-- start INPUT ROWS --

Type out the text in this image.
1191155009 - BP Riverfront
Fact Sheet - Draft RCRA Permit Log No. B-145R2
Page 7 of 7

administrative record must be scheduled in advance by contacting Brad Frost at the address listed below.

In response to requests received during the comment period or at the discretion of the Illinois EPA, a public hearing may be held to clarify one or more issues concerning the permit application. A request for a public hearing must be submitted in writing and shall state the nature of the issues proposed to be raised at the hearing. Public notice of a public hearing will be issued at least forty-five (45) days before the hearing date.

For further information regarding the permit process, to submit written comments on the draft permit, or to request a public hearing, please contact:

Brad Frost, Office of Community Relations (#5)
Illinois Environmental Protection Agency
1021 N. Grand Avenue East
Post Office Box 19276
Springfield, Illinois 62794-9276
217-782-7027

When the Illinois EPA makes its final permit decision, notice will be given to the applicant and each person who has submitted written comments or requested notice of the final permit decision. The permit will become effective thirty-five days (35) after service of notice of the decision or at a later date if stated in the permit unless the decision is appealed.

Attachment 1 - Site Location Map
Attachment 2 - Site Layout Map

-- end INPUT ROWS --

◆ REQUIREMENT ◆
Respond with the number of lines containing "Frost" and no additional words.

◆ WRITTEN RESPONSE ◆
2